- [Records excerpted from a collection]:
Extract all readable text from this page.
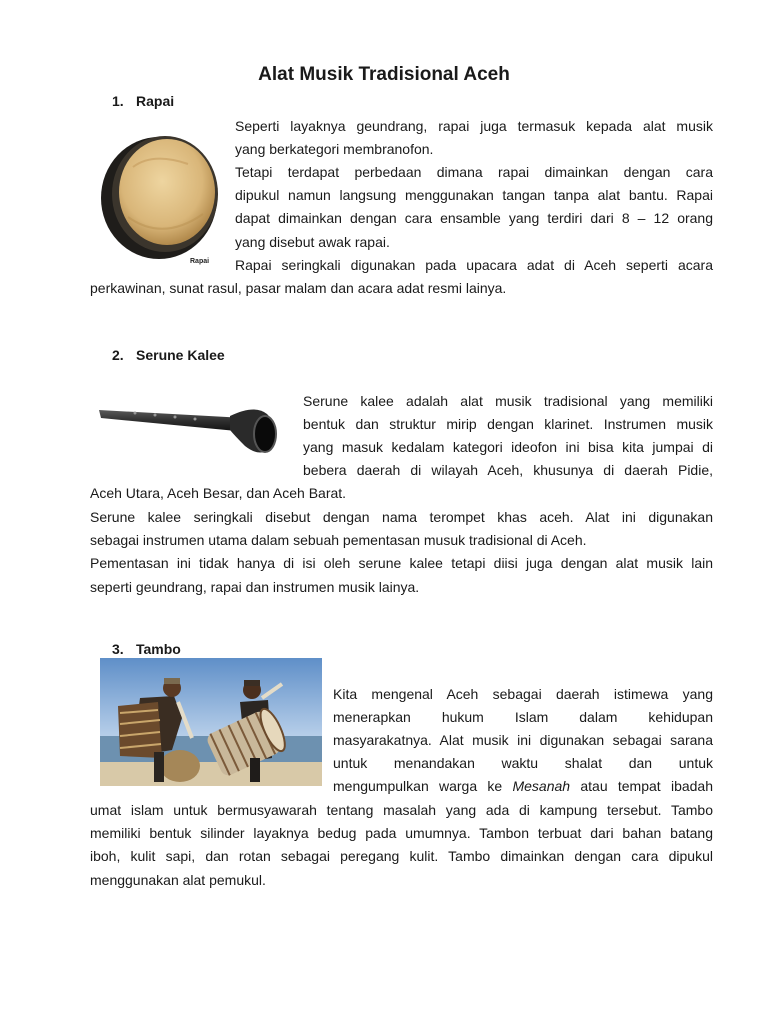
Alat Musik Tradisional Aceh
1. Rapai
Rapai

Seperti layaknya geundrang, rapai juga termasuk kepada alat musik

yang berkategori membranofon.

Tetapi terdapat perbedaan dimana rapai dimainkan dengan cara

dipukul namun langsung menggunakan tangan tanpa alat bantu. Rapai

dapat dimainkan dengan cara ensamble yang terdiri dari 8 – 12 orang

yang disebut awak rapai.

Rapai seringkali digunakan pada upacara adat di Aceh seperti acara

perkawinan, sunat rasul, pasar malam dan acara adat resmi lainya.

2. Serune Kalee

Serune kalee adalah alat musik tradisional yang memiliki

bentuk dan struktur mirip dengan klarinet. Instrumen musik

yang masuk kedalam kategori ideofon ini bisa kita jumpai di

bebera daerah di wilayah Aceh, khusunya di daerah Pidie,

Aceh Utara, Aceh Besar, dan Aceh Barat.

Serune kalee seringkali disebut dengan nama terompet khas aceh. Alat ini digunakan

sebagai instrumen utama dalam sebuah pementasan musuk tradisional di Aceh.

Pementasan ini tidak hanya di isi oleh serune kalee tetapi diisi juga dengan alat musik lain

seperti geundrang, rapai dan instrumen musik lainya.

3. Tambo

Kita mengenal Aceh sebagai daerah istimewa yang

menerapkan hukum Islam dalam kehidupan

masyarakatnya. Alat musik ini digunakan sebagai sarana

untuk menandakan waktu shalat dan untuk

mengumpulkan warga ke Mesanah atau tempat ibadah

umat islam untuk bermusyawarah tentang masalah yang ada di kampung tersebut. Tambo

memiliki bentuk silinder layaknya bedug pada umumnya. Tambon terbuat dari bahan batang

iboh, kulit sapi, dan rotan sebagai peregang kulit. Tambo dimainkan dengan cara dipukul

menggunakan alat pemukul.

- [REQUIRED TASK]:
Scan the entries above for the word "juga" and collect each line holding it.

- [SOLUTION FOR THIS TASK]:
Seperti layaknya geundrang, rapai juga termasuk kepada alat musik
Pementasan ini tidak hanya di isi oleh serune kalee tetapi diisi juga dengan alat musik lain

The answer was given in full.